EXERCISE AIM: Copy out each line that includes the word "screenshot".

MATERIAL SUPPLIED:
----
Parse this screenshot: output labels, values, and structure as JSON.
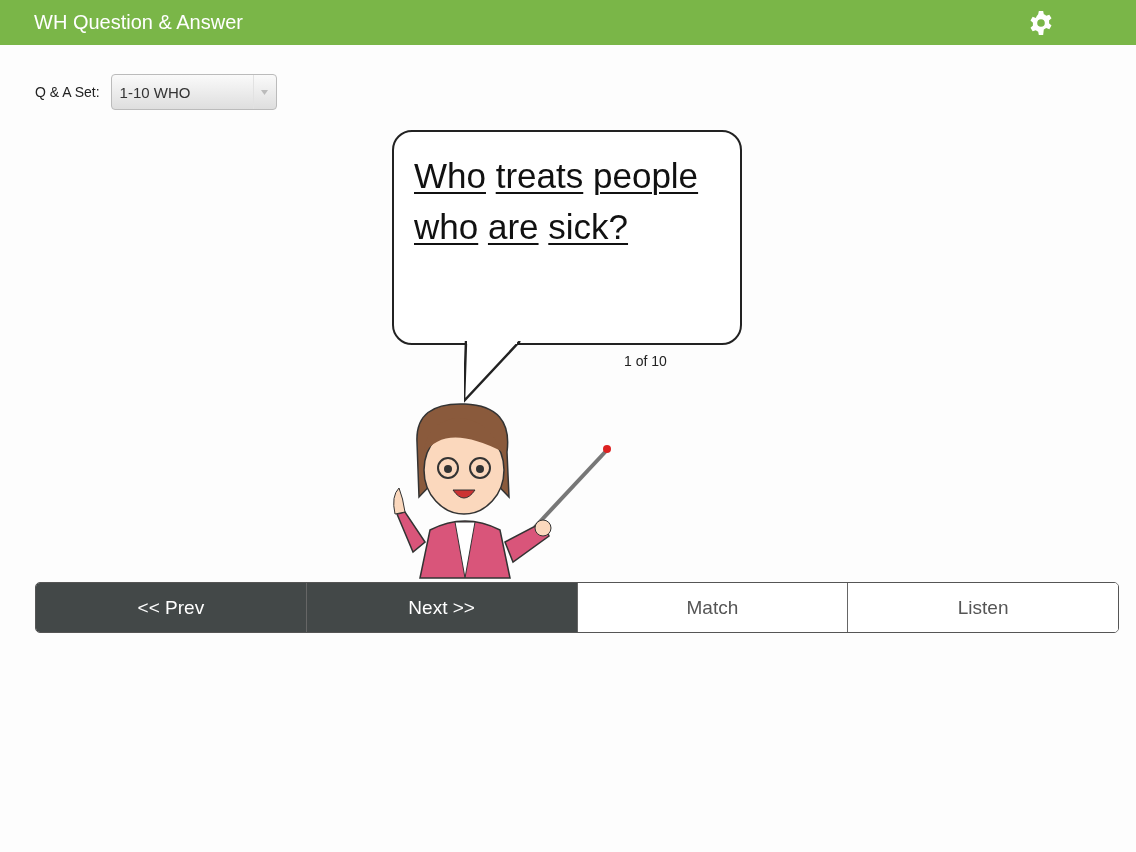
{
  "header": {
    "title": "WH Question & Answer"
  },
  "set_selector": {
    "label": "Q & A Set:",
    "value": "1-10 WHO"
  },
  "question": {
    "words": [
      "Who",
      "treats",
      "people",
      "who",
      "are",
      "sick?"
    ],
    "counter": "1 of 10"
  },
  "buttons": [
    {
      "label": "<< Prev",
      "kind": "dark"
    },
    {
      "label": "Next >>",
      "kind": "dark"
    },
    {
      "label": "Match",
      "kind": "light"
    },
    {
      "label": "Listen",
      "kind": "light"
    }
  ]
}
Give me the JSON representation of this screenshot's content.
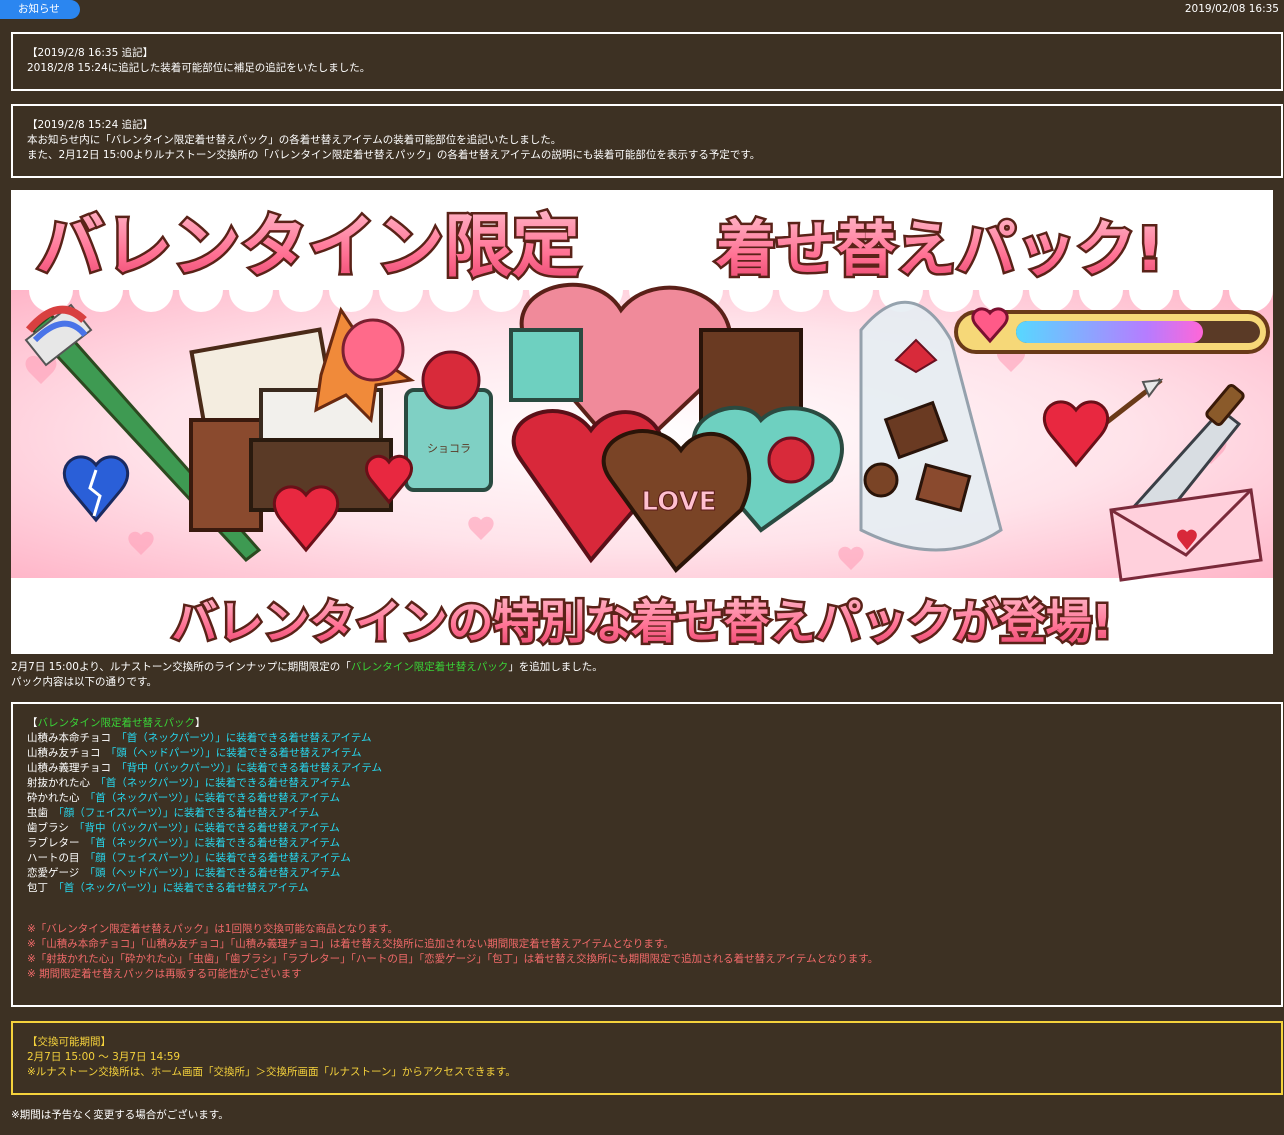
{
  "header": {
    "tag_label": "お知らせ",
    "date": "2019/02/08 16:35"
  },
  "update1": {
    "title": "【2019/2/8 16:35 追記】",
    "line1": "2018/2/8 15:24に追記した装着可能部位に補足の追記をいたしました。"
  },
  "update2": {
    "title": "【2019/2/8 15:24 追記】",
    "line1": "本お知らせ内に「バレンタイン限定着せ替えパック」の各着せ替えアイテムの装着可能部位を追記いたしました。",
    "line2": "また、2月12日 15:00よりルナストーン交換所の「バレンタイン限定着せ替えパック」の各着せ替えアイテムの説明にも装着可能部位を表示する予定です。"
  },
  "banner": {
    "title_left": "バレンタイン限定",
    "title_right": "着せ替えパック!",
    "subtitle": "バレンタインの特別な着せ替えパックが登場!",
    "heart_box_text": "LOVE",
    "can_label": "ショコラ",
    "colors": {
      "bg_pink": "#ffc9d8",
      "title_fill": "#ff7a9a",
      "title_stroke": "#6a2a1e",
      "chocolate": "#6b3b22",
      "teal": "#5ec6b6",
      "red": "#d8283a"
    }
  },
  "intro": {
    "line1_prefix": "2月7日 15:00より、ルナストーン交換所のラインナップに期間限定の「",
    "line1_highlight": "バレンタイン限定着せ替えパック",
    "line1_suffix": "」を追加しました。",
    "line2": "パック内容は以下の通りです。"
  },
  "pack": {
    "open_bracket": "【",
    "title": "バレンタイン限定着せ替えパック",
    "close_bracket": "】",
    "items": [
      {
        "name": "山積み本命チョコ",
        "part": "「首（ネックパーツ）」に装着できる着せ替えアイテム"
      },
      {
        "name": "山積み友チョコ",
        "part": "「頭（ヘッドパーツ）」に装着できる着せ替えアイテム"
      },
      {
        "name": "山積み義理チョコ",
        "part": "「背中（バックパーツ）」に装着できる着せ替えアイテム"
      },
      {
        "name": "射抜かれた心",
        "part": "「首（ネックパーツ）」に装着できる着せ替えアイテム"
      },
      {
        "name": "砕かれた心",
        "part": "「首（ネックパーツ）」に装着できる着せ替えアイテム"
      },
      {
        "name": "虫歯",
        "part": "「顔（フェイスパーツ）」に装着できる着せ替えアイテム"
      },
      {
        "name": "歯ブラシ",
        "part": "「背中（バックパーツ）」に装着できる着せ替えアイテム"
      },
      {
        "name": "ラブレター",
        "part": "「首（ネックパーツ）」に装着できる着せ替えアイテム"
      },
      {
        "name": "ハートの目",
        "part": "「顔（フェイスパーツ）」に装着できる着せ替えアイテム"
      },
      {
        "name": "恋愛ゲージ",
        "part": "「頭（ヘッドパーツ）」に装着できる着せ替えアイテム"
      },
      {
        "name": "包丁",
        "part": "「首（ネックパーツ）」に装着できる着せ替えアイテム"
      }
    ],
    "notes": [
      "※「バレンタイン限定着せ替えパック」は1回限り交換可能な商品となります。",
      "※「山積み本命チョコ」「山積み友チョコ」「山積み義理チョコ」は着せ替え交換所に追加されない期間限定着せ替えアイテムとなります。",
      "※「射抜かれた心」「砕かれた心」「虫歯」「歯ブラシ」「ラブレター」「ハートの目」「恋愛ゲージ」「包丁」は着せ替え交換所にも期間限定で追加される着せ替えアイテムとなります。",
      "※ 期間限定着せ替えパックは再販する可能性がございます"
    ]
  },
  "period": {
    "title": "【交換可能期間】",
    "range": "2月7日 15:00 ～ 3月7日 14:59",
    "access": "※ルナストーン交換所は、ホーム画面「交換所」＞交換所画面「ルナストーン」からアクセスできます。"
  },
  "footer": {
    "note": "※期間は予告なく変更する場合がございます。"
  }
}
----
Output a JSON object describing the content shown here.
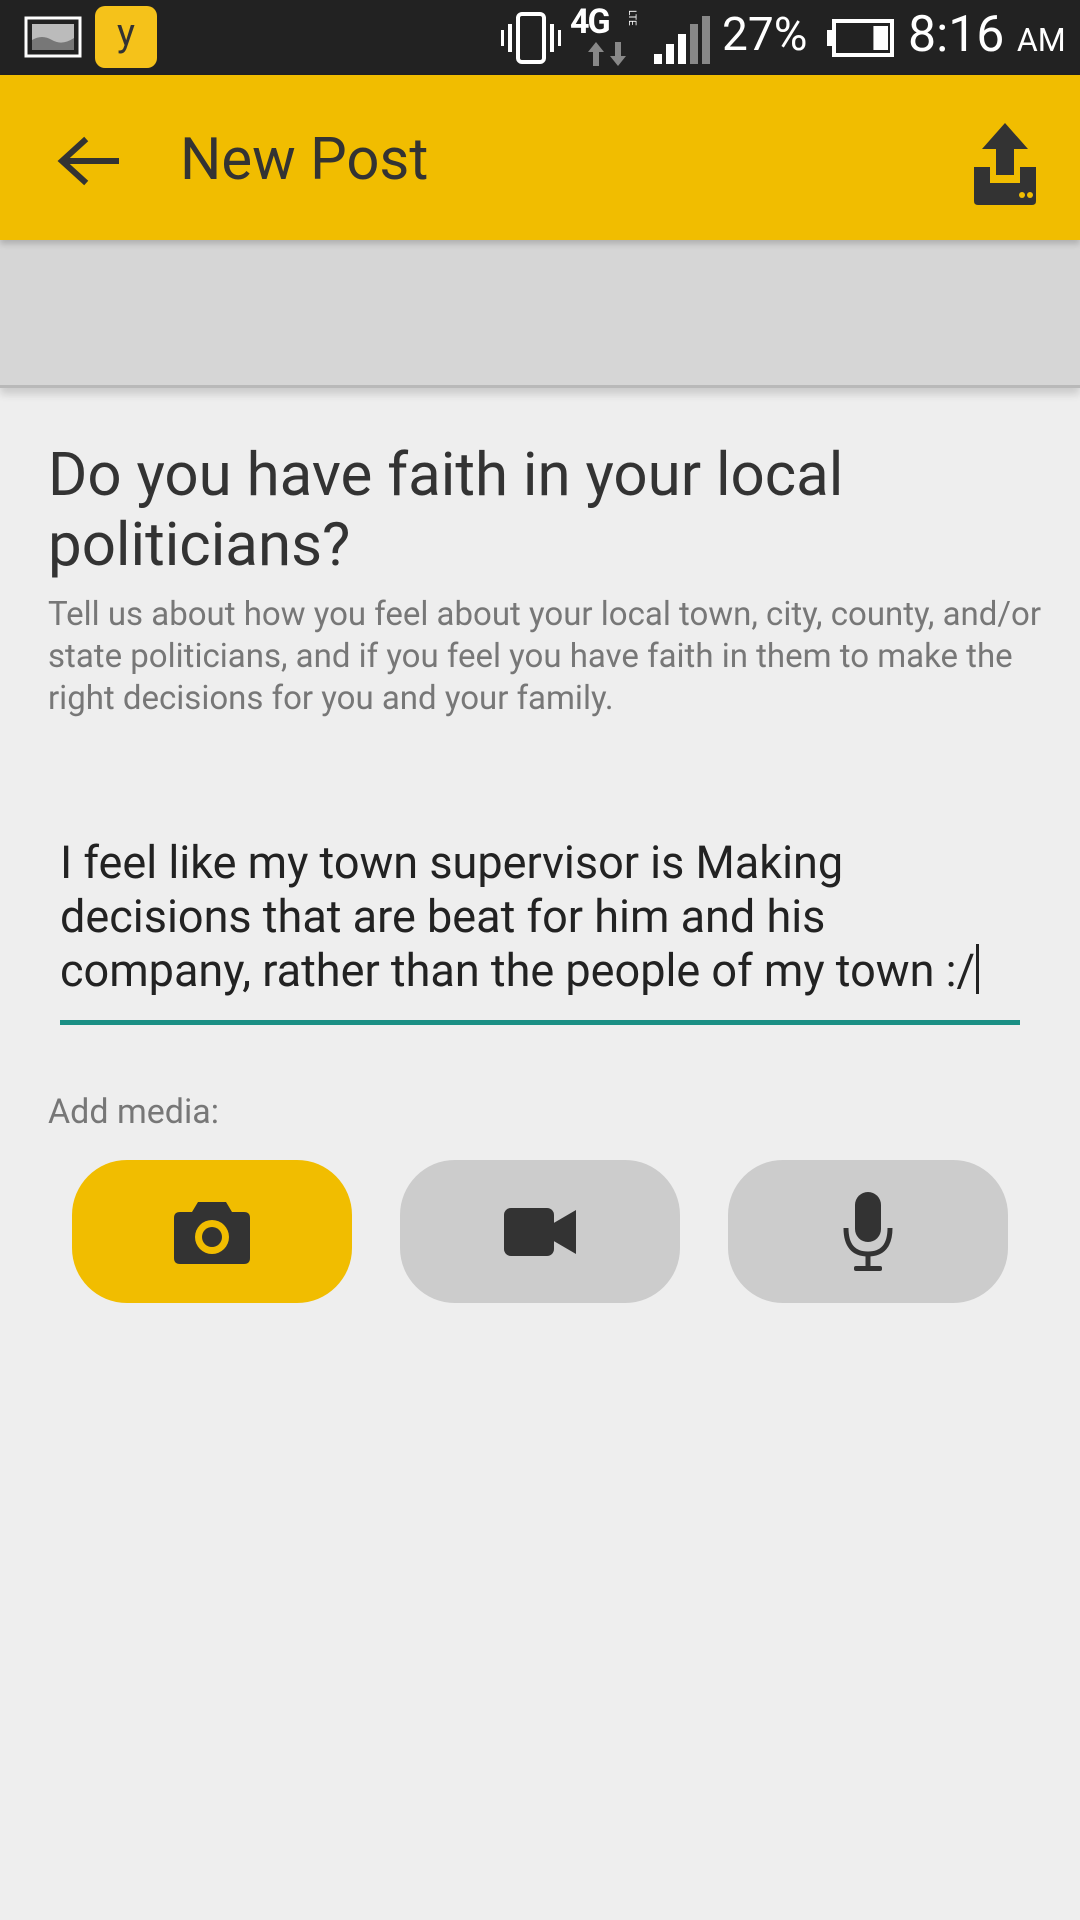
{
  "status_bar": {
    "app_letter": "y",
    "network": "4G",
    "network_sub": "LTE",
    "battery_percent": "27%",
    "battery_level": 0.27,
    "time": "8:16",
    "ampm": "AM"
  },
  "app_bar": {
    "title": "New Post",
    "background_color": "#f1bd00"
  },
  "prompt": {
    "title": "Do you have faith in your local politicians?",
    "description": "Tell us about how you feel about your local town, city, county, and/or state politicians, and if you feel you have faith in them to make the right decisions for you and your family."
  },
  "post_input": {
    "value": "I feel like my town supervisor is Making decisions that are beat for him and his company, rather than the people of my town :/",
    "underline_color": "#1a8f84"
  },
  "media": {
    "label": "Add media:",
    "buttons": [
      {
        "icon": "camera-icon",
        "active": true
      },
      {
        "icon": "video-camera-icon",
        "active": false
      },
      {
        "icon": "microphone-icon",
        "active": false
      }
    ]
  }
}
----
THE REPLY:
Parse this screenshot: output labels, values, and structure as JSON.
Give me the JSON representation of this screenshot's content.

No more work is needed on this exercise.